Below are some entries. Output each one exactly as it appears.

▸ SUPPLIED INFORMATION:
»»

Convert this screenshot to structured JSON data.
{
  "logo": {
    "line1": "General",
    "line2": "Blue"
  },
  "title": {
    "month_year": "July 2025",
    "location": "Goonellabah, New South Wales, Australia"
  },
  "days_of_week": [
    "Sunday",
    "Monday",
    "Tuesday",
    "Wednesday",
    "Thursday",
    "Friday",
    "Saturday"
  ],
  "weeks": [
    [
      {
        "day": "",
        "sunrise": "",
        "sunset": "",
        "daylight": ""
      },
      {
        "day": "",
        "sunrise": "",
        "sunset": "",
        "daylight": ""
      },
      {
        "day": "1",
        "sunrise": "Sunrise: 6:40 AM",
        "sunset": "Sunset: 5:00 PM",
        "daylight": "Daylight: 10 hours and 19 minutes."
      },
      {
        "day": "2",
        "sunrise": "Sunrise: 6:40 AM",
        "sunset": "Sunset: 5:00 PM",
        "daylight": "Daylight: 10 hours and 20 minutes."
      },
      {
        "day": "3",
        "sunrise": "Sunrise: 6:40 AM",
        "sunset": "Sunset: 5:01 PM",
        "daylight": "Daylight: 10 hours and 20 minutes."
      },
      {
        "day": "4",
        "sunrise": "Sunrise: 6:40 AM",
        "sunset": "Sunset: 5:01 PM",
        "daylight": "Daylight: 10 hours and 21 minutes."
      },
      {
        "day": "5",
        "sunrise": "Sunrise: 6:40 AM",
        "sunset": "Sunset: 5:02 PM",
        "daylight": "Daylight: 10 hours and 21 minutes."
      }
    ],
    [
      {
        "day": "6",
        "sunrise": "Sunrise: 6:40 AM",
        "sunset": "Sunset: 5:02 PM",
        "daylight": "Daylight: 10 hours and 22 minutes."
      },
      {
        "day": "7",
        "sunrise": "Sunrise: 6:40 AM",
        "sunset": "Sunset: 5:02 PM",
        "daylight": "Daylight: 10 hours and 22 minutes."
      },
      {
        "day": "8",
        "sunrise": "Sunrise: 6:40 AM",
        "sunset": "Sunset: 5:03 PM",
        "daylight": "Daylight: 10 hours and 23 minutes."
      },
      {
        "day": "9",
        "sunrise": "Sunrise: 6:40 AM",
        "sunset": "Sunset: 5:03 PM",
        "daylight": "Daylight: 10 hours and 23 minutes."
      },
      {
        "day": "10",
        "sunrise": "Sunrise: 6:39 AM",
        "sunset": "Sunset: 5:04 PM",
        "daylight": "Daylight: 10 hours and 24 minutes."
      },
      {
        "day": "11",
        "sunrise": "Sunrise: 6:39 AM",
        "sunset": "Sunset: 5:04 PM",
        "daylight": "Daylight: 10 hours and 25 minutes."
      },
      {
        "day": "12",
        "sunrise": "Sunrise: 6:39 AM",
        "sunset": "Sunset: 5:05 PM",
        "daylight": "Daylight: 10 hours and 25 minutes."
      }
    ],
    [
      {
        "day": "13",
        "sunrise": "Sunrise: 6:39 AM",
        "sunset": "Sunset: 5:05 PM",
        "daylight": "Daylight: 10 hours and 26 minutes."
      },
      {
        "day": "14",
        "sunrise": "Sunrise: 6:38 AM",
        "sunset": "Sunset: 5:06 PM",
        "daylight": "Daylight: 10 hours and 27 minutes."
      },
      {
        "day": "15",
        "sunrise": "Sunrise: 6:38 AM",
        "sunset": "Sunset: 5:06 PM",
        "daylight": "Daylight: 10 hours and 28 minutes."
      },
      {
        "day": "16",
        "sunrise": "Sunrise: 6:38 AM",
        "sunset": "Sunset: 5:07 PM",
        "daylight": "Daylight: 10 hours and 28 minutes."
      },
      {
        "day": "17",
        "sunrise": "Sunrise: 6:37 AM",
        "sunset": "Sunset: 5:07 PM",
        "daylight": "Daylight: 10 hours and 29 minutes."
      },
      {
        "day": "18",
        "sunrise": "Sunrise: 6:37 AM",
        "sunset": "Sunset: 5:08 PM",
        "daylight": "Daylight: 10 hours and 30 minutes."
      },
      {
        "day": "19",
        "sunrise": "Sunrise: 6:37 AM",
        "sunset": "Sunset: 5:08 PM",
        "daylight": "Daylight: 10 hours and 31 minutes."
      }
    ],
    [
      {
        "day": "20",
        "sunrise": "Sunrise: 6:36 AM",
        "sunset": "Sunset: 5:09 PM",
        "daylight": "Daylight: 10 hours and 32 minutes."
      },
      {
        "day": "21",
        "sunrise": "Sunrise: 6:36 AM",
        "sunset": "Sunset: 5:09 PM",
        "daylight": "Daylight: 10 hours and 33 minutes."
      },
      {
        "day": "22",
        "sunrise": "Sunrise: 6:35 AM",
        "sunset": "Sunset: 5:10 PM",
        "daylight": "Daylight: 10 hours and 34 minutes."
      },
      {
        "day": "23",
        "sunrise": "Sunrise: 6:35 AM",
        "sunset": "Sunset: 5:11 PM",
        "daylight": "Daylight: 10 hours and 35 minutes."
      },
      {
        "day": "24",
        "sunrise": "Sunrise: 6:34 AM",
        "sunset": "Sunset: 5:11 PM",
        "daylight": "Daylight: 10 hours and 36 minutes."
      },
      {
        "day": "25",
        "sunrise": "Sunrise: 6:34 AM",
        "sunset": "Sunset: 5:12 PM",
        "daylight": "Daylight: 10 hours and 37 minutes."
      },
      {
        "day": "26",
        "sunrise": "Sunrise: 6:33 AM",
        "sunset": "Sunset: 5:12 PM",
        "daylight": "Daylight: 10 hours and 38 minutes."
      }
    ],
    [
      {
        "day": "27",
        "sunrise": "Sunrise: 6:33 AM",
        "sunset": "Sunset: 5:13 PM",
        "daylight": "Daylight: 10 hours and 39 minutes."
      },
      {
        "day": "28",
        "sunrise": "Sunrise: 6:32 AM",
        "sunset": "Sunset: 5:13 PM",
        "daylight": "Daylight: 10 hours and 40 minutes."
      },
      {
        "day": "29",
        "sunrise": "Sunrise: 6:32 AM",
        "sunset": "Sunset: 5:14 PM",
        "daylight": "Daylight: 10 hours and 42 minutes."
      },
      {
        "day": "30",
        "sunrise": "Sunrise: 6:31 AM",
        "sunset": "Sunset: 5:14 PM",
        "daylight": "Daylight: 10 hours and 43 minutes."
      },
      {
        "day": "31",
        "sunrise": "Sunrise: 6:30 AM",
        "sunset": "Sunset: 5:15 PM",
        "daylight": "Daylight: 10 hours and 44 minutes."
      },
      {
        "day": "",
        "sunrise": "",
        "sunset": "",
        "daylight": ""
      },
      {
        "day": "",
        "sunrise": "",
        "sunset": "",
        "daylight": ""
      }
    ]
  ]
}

««

▸ PROBLEM SOLUTION:
Convert this screenshot to structured JSON data.
{
  "logo": {
    "line1": "General",
    "line2": "Blue"
  },
  "title": {
    "month_year": "July 2025",
    "location": "Goonellabah, New South Wales, Australia"
  },
  "days_of_week": [
    "Sunday",
    "Monday",
    "Tuesday",
    "Wednesday",
    "Thursday",
    "Friday",
    "Saturday"
  ],
  "weeks": [
    [
      {
        "day": "",
        "sunrise": "",
        "sunset": "",
        "daylight": ""
      },
      {
        "day": "",
        "sunrise": "",
        "sunset": "",
        "daylight": ""
      },
      {
        "day": "1",
        "sunrise": "Sunrise: 6:40 AM",
        "sunset": "Sunset: 5:00 PM",
        "daylight": "Daylight: 10 hours and 19 minutes."
      },
      {
        "day": "2",
        "sunrise": "Sunrise: 6:40 AM",
        "sunset": "Sunset: 5:00 PM",
        "daylight": "Daylight: 10 hours and 20 minutes."
      },
      {
        "day": "3",
        "sunrise": "Sunrise: 6:40 AM",
        "sunset": "Sunset: 5:01 PM",
        "daylight": "Daylight: 10 hours and 20 minutes."
      },
      {
        "day": "4",
        "sunrise": "Sunrise: 6:40 AM",
        "sunset": "Sunset: 5:01 PM",
        "daylight": "Daylight: 10 hours and 21 minutes."
      },
      {
        "day": "5",
        "sunrise": "Sunrise: 6:40 AM",
        "sunset": "Sunset: 5:02 PM",
        "daylight": "Daylight: 10 hours and 21 minutes."
      }
    ],
    [
      {
        "day": "6",
        "sunrise": "Sunrise: 6:40 AM",
        "sunset": "Sunset: 5:02 PM",
        "daylight": "Daylight: 10 hours and 22 minutes."
      },
      {
        "day": "7",
        "sunrise": "Sunrise: 6:40 AM",
        "sunset": "Sunset: 5:02 PM",
        "daylight": "Daylight: 10 hours and 22 minutes."
      },
      {
        "day": "8",
        "sunrise": "Sunrise: 6:40 AM",
        "sunset": "Sunset: 5:03 PM",
        "daylight": "Daylight: 10 hours and 23 minutes."
      },
      {
        "day": "9",
        "sunrise": "Sunrise: 6:40 AM",
        "sunset": "Sunset: 5:03 PM",
        "daylight": "Daylight: 10 hours and 23 minutes."
      },
      {
        "day": "10",
        "sunrise": "Sunrise: 6:39 AM",
        "sunset": "Sunset: 5:04 PM",
        "daylight": "Daylight: 10 hours and 24 minutes."
      },
      {
        "day": "11",
        "sunrise": "Sunrise: 6:39 AM",
        "sunset": "Sunset: 5:04 PM",
        "daylight": "Daylight: 10 hours and 25 minutes."
      },
      {
        "day": "12",
        "sunrise": "Sunrise: 6:39 AM",
        "sunset": "Sunset: 5:05 PM",
        "daylight": "Daylight: 10 hours and 25 minutes."
      }
    ],
    [
      {
        "day": "13",
        "sunrise": "Sunrise: 6:39 AM",
        "sunset": "Sunset: 5:05 PM",
        "daylight": "Daylight: 10 hours and 26 minutes."
      },
      {
        "day": "14",
        "sunrise": "Sunrise: 6:38 AM",
        "sunset": "Sunset: 5:06 PM",
        "daylight": "Daylight: 10 hours and 27 minutes."
      },
      {
        "day": "15",
        "sunrise": "Sunrise: 6:38 AM",
        "sunset": "Sunset: 5:06 PM",
        "daylight": "Daylight: 10 hours and 28 minutes."
      },
      {
        "day": "16",
        "sunrise": "Sunrise: 6:38 AM",
        "sunset": "Sunset: 5:07 PM",
        "daylight": "Daylight: 10 hours and 28 minutes."
      },
      {
        "day": "17",
        "sunrise": "Sunrise: 6:37 AM",
        "sunset": "Sunset: 5:07 PM",
        "daylight": "Daylight: 10 hours and 29 minutes."
      },
      {
        "day": "18",
        "sunrise": "Sunrise: 6:37 AM",
        "sunset": "Sunset: 5:08 PM",
        "daylight": "Daylight: 10 hours and 30 minutes."
      },
      {
        "day": "19",
        "sunrise": "Sunrise: 6:37 AM",
        "sunset": "Sunset: 5:08 PM",
        "daylight": "Daylight: 10 hours and 31 minutes."
      }
    ],
    [
      {
        "day": "20",
        "sunrise": "Sunrise: 6:36 AM",
        "sunset": "Sunset: 5:09 PM",
        "daylight": "Daylight: 10 hours and 32 minutes."
      },
      {
        "day": "21",
        "sunrise": "Sunrise: 6:36 AM",
        "sunset": "Sunset: 5:09 PM",
        "daylight": "Daylight: 10 hours and 33 minutes."
      },
      {
        "day": "22",
        "sunrise": "Sunrise: 6:35 AM",
        "sunset": "Sunset: 5:10 PM",
        "daylight": "Daylight: 10 hours and 34 minutes."
      },
      {
        "day": "23",
        "sunrise": "Sunrise: 6:35 AM",
        "sunset": "Sunset: 5:11 PM",
        "daylight": "Daylight: 10 hours and 35 minutes."
      },
      {
        "day": "24",
        "sunrise": "Sunrise: 6:34 AM",
        "sunset": "Sunset: 5:11 PM",
        "daylight": "Daylight: 10 hours and 36 minutes."
      },
      {
        "day": "25",
        "sunrise": "Sunrise: 6:34 AM",
        "sunset": "Sunset: 5:12 PM",
        "daylight": "Daylight: 10 hours and 37 minutes."
      },
      {
        "day": "26",
        "sunrise": "Sunrise: 6:33 AM",
        "sunset": "Sunset: 5:12 PM",
        "daylight": "Daylight: 10 hours and 38 minutes."
      }
    ],
    [
      {
        "day": "27",
        "sunrise": "Sunrise: 6:33 AM",
        "sunset": "Sunset: 5:13 PM",
        "daylight": "Daylight: 10 hours and 39 minutes."
      },
      {
        "day": "28",
        "sunrise": "Sunrise: 6:32 AM",
        "sunset": "Sunset: 5:13 PM",
        "daylight": "Daylight: 10 hours and 40 minutes."
      },
      {
        "day": "29",
        "sunrise": "Sunrise: 6:32 AM",
        "sunset": "Sunset: 5:14 PM",
        "daylight": "Daylight: 10 hours and 42 minutes."
      },
      {
        "day": "30",
        "sunrise": "Sunrise: 6:31 AM",
        "sunset": "Sunset: 5:14 PM",
        "daylight": "Daylight: 10 hours and 43 minutes."
      },
      {
        "day": "31",
        "sunrise": "Sunrise: 6:30 AM",
        "sunset": "Sunset: 5:15 PM",
        "daylight": "Daylight: 10 hours and 44 minutes."
      },
      {
        "day": "",
        "sunrise": "",
        "sunset": "",
        "daylight": ""
      },
      {
        "day": "",
        "sunrise": "",
        "sunset": "",
        "daylight": ""
      }
    ]
  ]
}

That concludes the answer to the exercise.